**Article:**

........

HoNdAnAsTyRIDdEr09 said:


> ok how do u tighten the belts///an shims i do my own work an i just got my brutes back in august iv changed a 2 belts on my 07 burnt the one in it put a used hl belt in there it lastd abt 14 miles an started comin outta the snorkle now i have a epi serve duty belt.....but my 05 i stretched the belt at wot 63 mph an triped the belt switch it has a crap 40 dayco in it but i got a oem belt in the truck


Plenty of help in the How-Tos. You will need a primary puller, a spring compressor and a torque wrench.


----------



## Diesel9434

flowbackman said:


> has any one run the gates drive belt yet to see how they are


I am a manager for Oreilly auto parts and my cost for the gates is $31...I ordered one today and will be putting it on this weekend.


----------



## Graves650i

im running the HL belt and i havent had a single problem with it but i havent had it in but mabey two rides so kinda two early to tell


----------



## Diesel9434

Got the gates belt this morning:


























Now trying to decide to go ahead and install and see what happens with the EPI springs or wait on my VFJ springs....


----------



## Meeks1221

I would buy the teryx belt and put on the brute it is a heavy duty belt that works great!!


----------



## NMKawierider

Might as well see how far you get. Most Brutes eat Gates belts in less then 50 miles or so. But you might be the lucky one.

........

**Supplied data:**
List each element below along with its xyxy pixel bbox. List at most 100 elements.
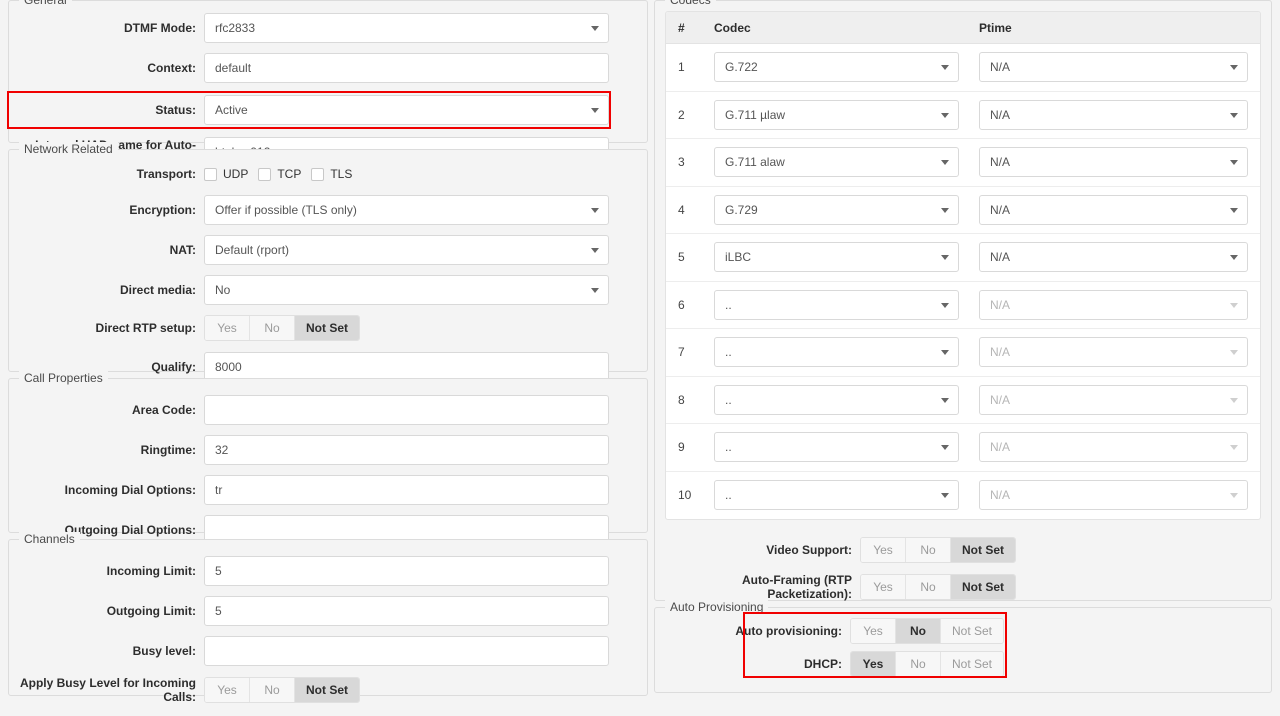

........

**Exercise instructions:**
a – In the drive belt thread, which three tools are needed to tighten the belts and shims?
b – Carry on the drive belt thread with the posts that would come after its last one.

**Answers below:**
a – A primary puller, a spring compressor and a torque wrench.

b –
----------



## Diesel9434

42 miles on the gates belt so far with no issues to report at this time. Lots of mud and high speed trail riding. Going to pull the cover tomorrow and see how everything looks.


----------



## enforcer

My wife got me a belt for christmas it's a Goodyear gaterback. I looked it up and she paid $30 for it on Amazon. Anyone heard anything about this thing?


----------



## Eastexasmudder

Theres a reason there 30 bucks, just start from the beginning of the belt thread and you'll find all the answers. It would be a good belt to get home or bact to camp, other than that it's useless imo.


I'd rather be riding instead I'm using tapatalk!


----------



## outskirtsdweller

http://www.ebay.com/itm/ws/eBayISAPI.dll?ViewItem&item=400272161062&ssPageName=ADME:L:OC:US:1123

Just bought the teryx belt from this outfit for 79.00 delivered


----------



## yama450yfz

will the teryx belt fit any year brute for example 09 teryx belt will it fit my 07' brute 750i


----------



## bennapa55

2nd XTX belt chunked out after 850 miles. Dayco sent me a new one for free minus the 15 bucks, so im still happy with them.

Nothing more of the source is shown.